(Figure content listings)

————

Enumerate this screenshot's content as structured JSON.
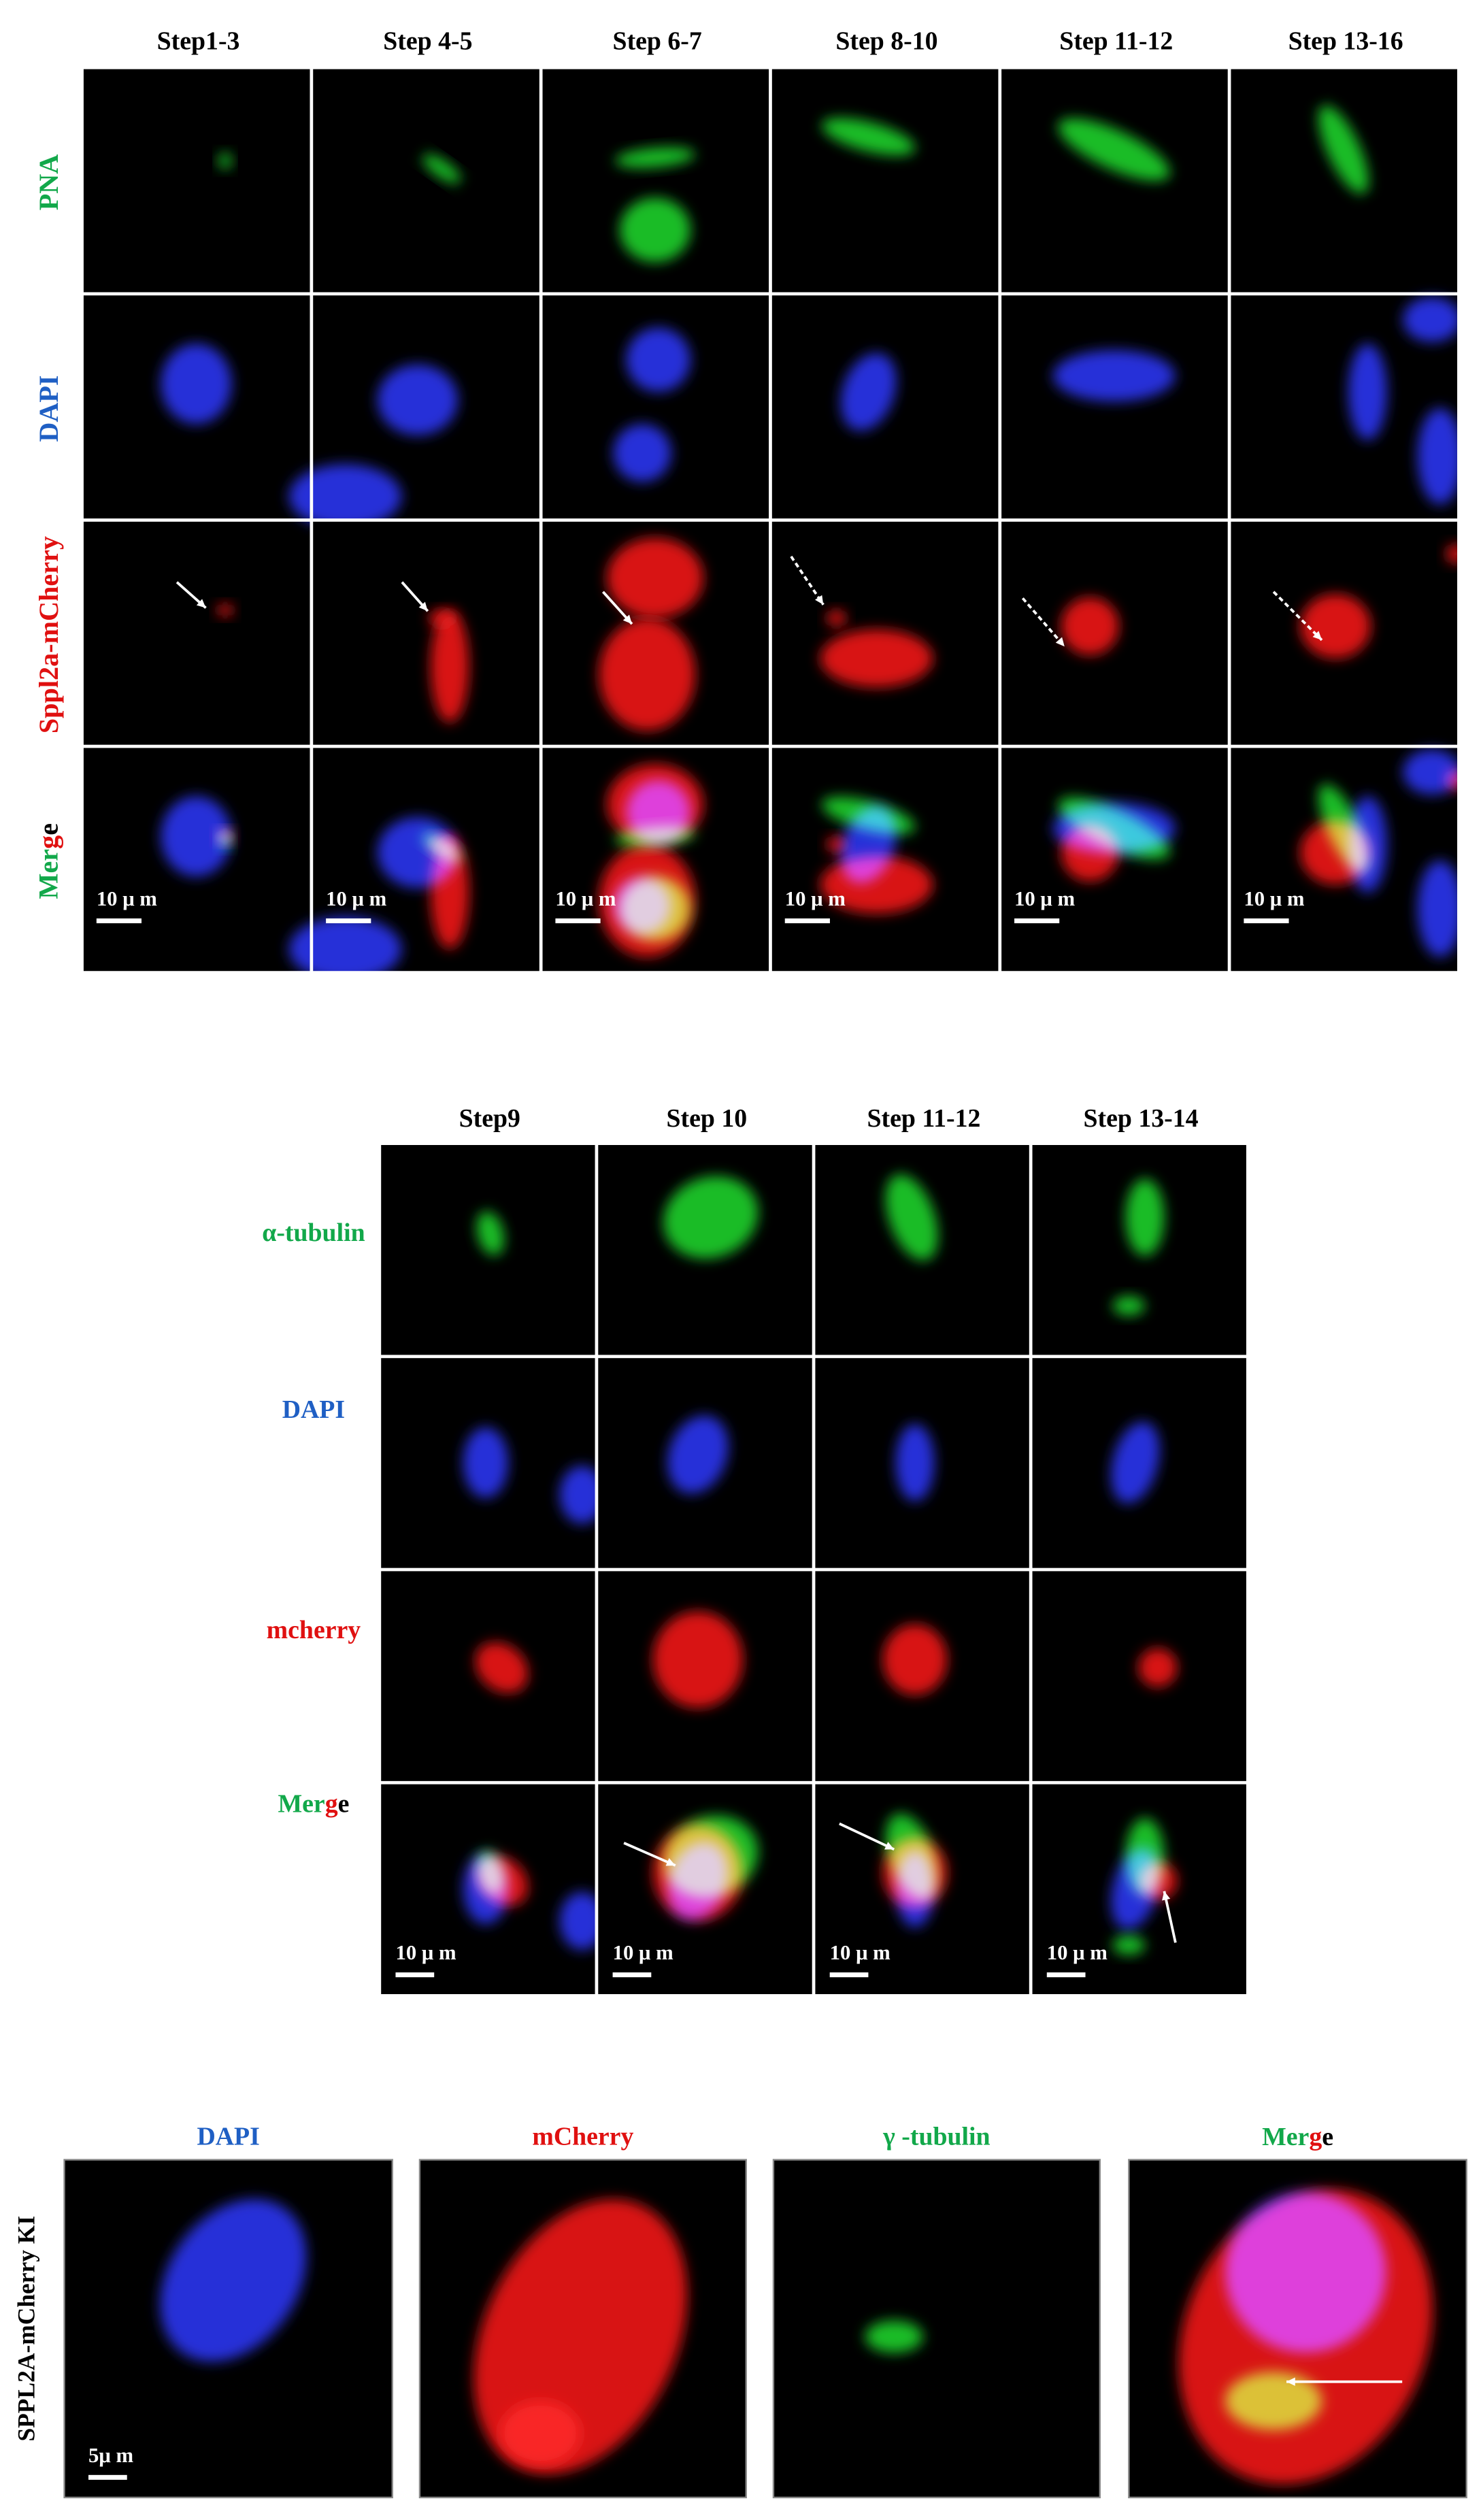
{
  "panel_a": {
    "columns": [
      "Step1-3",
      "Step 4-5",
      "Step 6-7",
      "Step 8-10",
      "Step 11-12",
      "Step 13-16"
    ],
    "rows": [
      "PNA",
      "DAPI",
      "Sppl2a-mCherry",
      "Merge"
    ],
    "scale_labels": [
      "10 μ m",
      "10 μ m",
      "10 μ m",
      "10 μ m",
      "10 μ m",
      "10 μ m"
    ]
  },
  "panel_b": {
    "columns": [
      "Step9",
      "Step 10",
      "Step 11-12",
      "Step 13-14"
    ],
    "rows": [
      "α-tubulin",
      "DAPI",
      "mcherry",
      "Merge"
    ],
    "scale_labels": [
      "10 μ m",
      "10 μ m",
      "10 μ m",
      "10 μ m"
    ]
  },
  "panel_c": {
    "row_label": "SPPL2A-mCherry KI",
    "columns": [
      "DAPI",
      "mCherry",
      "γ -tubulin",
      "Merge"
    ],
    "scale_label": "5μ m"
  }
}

————

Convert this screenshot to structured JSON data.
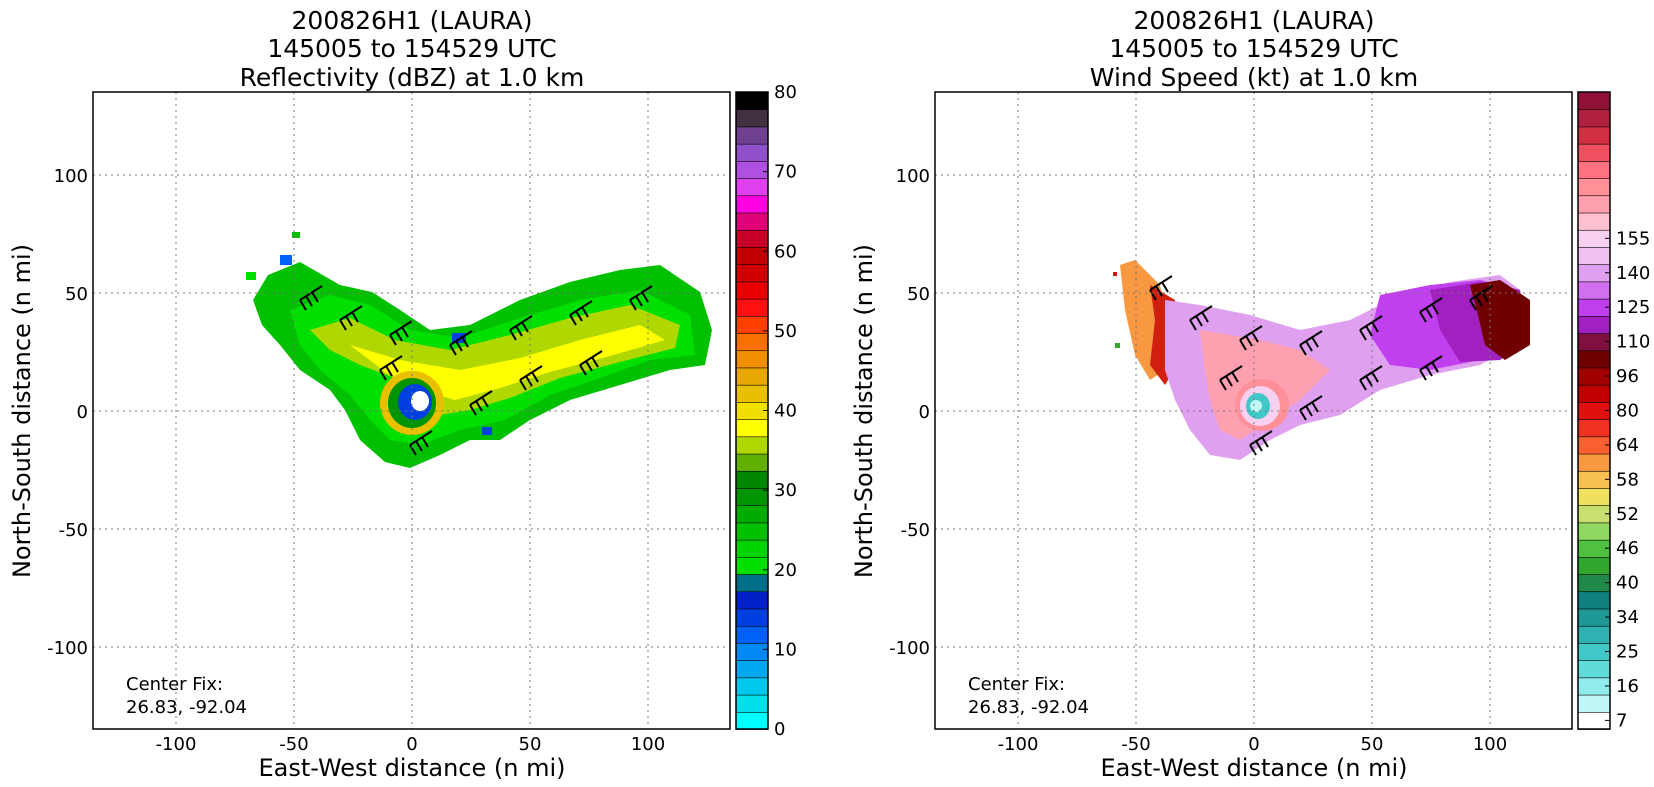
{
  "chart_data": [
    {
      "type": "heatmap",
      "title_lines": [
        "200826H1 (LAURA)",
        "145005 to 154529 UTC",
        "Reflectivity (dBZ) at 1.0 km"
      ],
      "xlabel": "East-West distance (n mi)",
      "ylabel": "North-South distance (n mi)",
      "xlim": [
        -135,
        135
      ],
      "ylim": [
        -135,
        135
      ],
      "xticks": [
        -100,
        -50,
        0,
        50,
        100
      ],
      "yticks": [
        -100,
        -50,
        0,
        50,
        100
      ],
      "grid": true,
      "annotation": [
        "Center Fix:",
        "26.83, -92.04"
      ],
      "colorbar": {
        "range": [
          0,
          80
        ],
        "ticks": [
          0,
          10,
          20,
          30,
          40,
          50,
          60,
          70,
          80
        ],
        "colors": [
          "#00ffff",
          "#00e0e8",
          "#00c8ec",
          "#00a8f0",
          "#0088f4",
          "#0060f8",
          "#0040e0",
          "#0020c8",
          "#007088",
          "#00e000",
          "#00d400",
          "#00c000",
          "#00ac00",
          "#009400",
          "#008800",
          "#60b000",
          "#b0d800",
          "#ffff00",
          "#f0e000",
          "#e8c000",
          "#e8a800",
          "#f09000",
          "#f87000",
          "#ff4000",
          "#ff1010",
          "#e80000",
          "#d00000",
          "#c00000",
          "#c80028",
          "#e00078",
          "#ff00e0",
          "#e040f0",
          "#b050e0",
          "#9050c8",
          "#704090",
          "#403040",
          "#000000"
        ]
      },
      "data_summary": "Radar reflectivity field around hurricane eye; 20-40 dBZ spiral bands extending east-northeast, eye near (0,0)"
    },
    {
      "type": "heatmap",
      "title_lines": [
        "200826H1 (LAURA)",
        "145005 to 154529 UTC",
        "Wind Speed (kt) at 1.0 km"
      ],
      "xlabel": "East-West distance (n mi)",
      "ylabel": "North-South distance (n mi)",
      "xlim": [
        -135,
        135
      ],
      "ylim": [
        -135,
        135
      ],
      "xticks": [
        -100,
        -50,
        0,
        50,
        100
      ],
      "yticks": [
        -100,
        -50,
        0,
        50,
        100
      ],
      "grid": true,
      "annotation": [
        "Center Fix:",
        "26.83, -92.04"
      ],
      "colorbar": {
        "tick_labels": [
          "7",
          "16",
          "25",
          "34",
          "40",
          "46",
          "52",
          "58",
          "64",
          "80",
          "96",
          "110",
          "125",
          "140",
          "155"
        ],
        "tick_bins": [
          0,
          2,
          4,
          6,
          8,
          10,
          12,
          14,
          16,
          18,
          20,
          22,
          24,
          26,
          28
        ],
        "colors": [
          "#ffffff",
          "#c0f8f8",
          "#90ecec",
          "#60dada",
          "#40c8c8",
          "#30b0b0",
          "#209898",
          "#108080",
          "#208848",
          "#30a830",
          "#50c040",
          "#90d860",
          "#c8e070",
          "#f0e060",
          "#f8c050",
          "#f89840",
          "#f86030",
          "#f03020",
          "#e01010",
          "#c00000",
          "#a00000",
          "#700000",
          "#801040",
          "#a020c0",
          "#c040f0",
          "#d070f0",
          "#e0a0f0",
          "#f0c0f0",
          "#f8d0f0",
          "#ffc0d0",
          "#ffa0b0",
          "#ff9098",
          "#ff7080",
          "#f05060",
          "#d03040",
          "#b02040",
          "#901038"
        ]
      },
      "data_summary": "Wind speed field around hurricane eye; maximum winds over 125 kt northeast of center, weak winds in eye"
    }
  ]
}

————

State how many lines hold the word "Wind". The number is the whole answer.

2